- **OBJECTIVE**:
Comb the records below for the string "group" and copy each line where it turns up.

Data records:
* * * * *

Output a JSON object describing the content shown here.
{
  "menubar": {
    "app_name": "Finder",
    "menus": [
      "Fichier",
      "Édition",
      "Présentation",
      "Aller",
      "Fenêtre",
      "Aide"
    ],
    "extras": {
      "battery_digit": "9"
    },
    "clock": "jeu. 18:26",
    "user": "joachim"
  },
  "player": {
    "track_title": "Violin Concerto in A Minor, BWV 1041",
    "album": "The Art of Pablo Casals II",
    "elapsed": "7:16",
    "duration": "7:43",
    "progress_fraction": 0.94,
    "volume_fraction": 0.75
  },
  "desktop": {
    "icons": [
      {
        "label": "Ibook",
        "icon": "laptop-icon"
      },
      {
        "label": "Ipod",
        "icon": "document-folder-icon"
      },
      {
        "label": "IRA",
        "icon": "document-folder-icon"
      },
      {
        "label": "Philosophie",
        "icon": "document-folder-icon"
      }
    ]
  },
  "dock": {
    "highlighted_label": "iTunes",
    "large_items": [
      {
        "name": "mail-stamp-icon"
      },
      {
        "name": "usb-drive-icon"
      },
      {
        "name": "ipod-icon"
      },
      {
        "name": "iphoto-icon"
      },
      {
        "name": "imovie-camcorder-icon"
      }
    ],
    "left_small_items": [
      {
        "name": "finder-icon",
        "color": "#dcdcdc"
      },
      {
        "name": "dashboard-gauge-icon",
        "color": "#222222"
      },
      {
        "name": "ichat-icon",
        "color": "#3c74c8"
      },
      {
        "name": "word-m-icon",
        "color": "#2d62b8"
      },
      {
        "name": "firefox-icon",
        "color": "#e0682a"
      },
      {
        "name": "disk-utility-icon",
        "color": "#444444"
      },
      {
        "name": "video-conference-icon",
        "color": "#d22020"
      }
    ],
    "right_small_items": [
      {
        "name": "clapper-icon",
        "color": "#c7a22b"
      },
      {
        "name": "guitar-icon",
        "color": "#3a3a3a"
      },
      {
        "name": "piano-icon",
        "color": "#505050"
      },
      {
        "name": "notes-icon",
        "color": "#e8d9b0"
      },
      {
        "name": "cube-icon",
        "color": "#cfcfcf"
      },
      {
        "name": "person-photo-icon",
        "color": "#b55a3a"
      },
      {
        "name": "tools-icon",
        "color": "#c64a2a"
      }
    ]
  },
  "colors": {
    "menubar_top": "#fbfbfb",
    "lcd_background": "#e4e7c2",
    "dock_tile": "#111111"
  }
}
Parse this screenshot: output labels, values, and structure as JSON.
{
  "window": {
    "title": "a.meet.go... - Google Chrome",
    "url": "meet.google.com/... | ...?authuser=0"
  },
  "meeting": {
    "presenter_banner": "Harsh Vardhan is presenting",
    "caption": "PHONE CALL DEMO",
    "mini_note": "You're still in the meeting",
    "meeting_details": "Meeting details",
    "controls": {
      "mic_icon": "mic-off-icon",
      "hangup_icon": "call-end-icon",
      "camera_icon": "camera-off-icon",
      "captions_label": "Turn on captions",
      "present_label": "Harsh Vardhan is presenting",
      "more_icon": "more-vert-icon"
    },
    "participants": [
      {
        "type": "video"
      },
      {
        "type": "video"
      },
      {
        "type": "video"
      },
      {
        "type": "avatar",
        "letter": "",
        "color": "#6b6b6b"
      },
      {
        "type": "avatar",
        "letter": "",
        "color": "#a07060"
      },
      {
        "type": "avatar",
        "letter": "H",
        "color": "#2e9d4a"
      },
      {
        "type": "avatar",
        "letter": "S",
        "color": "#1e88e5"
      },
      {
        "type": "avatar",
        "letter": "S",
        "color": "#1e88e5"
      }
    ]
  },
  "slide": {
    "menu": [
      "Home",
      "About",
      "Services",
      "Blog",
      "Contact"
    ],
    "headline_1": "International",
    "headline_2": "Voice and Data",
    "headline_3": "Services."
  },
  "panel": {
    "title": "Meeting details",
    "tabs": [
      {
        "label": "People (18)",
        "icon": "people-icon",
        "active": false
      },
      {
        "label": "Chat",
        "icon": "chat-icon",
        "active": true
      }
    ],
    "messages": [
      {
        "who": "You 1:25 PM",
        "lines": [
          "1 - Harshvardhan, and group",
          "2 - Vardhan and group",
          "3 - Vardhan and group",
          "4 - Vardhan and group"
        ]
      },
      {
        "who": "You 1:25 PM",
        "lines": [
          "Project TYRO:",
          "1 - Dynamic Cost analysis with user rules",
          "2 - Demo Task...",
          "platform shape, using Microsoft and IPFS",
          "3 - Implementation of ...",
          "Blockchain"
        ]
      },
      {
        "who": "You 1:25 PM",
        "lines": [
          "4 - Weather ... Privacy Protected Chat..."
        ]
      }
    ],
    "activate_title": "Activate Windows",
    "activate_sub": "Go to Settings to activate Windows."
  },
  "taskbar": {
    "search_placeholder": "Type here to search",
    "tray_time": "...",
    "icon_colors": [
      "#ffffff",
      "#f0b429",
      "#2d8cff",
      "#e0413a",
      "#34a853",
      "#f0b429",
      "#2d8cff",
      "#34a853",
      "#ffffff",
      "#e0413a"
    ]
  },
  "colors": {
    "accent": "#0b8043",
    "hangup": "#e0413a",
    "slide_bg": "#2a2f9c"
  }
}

* * * * *

- **TASK ANSWER**:
          "1 - Harshvardhan, and group",
          "2 - Vardhan and group",
          "3 - Vardhan and group",
          "4 - Vardhan and group"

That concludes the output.